Records of where elements appear:
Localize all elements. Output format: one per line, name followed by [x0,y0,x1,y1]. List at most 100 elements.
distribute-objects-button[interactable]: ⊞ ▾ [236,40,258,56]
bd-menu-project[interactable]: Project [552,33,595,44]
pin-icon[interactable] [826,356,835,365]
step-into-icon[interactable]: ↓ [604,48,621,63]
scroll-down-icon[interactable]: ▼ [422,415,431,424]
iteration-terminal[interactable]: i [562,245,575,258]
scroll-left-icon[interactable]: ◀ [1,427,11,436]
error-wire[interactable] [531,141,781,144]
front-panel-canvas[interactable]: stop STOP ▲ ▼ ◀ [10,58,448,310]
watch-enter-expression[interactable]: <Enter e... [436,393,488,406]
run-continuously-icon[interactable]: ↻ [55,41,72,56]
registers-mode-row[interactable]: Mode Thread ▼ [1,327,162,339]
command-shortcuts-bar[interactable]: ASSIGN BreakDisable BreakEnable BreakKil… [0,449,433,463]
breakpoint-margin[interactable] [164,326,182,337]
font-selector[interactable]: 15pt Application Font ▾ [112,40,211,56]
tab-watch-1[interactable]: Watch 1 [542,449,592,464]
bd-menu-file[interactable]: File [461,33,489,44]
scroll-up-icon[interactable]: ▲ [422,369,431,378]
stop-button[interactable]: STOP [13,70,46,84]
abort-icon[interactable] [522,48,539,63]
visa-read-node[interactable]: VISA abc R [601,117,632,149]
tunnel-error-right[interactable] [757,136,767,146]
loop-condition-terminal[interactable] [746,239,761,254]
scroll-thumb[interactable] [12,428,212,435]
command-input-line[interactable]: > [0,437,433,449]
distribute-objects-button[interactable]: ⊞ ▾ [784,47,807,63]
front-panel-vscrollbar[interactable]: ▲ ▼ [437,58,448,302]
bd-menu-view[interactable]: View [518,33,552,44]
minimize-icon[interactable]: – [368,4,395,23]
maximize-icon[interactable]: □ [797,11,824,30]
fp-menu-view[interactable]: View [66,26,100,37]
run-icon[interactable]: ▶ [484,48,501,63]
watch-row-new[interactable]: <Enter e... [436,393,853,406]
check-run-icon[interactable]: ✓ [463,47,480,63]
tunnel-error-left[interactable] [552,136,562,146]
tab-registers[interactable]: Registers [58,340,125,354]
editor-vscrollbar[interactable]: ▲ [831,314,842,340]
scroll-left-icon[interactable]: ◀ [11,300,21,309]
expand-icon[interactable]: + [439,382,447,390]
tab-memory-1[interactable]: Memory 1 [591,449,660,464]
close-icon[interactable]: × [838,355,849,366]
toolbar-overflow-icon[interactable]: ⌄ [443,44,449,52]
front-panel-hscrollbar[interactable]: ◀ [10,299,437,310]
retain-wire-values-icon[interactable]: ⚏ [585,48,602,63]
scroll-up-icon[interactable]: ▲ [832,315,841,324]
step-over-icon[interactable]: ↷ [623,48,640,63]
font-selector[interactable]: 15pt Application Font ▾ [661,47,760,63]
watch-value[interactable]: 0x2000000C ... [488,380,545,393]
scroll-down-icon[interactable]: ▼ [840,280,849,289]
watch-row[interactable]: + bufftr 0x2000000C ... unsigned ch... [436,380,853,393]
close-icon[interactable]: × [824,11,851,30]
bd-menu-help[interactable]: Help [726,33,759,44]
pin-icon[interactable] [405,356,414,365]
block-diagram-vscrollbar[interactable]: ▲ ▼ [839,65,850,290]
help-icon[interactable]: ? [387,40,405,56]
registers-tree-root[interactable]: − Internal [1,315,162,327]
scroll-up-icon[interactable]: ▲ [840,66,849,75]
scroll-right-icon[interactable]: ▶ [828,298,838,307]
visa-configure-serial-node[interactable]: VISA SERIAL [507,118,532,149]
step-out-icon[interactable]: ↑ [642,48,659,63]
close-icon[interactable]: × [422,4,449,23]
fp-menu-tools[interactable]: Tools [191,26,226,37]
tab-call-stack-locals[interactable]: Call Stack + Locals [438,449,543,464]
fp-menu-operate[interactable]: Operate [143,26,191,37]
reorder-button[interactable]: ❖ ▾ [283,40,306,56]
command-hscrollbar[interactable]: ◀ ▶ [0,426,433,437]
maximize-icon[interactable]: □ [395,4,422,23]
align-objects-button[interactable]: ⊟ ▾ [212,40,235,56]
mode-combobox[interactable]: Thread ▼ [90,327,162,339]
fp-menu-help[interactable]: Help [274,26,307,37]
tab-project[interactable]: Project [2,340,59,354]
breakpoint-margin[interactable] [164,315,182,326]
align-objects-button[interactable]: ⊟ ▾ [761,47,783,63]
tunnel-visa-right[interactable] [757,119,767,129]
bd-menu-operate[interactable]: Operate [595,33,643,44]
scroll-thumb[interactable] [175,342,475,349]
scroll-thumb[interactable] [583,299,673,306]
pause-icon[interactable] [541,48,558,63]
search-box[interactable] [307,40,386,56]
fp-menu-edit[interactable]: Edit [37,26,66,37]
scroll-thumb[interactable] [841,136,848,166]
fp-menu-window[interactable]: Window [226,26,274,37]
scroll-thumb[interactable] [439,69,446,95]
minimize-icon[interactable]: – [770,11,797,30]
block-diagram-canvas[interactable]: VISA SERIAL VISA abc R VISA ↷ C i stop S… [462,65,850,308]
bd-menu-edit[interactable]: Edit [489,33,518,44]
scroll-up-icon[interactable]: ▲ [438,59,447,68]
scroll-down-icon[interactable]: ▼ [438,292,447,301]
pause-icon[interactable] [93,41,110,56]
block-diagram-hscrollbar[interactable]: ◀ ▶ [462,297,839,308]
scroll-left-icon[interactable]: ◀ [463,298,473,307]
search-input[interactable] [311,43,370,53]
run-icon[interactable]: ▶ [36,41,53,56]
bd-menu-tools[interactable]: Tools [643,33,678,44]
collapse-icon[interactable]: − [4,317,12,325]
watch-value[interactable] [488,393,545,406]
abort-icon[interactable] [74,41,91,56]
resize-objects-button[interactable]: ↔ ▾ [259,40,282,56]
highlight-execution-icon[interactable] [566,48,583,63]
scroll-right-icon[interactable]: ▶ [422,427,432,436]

■ Your task: Turn the items, from the start of the records through the line that contains "scroll-down-icon[interactable]: ▼ [422,415,431,424]", into a Markdown table with the columns Row and Line. Leave out any blank lines.

■ Result for this exercise:
| Row | Line |
|---|---|
| 1 | Localize all elements. Output format: one per line, name followed by [x0,y0,x1,y1]. List at most 100 elements. |
| 2 | distribute-objects-button[interactable]: ⊞ ▾ [236,40,258,56] |
| 3 | bd-menu-project[interactable]: Project [552,33,595,44] |
| 4 | pin-icon[interactable] [826,356,835,365] |
| 5 | step-into-icon[interactable]: ↓ [604,48,621,63] |
| 6 | scroll-down-icon[interactable]: ▼ [422,415,431,424] |